◆ **GIVEN INSTRUCTION**
Below are the records; copy each line in them that holds the word "label".

Collected data:

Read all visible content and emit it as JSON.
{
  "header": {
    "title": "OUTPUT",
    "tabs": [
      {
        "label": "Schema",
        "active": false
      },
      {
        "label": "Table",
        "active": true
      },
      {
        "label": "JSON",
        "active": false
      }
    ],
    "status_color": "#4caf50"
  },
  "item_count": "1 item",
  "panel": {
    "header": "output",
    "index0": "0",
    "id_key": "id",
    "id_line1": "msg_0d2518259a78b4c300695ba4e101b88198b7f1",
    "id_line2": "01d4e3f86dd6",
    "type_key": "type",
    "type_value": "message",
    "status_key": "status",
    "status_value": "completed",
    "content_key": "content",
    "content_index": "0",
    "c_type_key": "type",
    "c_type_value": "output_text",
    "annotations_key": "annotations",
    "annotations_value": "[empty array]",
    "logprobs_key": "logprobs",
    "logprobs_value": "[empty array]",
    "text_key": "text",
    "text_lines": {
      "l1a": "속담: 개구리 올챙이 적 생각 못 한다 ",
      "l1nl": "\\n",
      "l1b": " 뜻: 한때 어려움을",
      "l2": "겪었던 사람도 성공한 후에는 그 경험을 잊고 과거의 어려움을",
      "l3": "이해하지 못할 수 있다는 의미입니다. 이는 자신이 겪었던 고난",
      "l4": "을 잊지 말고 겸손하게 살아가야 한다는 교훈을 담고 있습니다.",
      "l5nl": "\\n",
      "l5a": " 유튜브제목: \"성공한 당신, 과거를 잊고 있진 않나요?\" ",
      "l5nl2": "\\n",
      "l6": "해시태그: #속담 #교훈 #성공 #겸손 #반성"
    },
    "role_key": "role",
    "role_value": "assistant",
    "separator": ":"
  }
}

◆ **WRITTEN SOLUTION**
        "label": "Schema",
        "label": "Table",
        "label": "JSON",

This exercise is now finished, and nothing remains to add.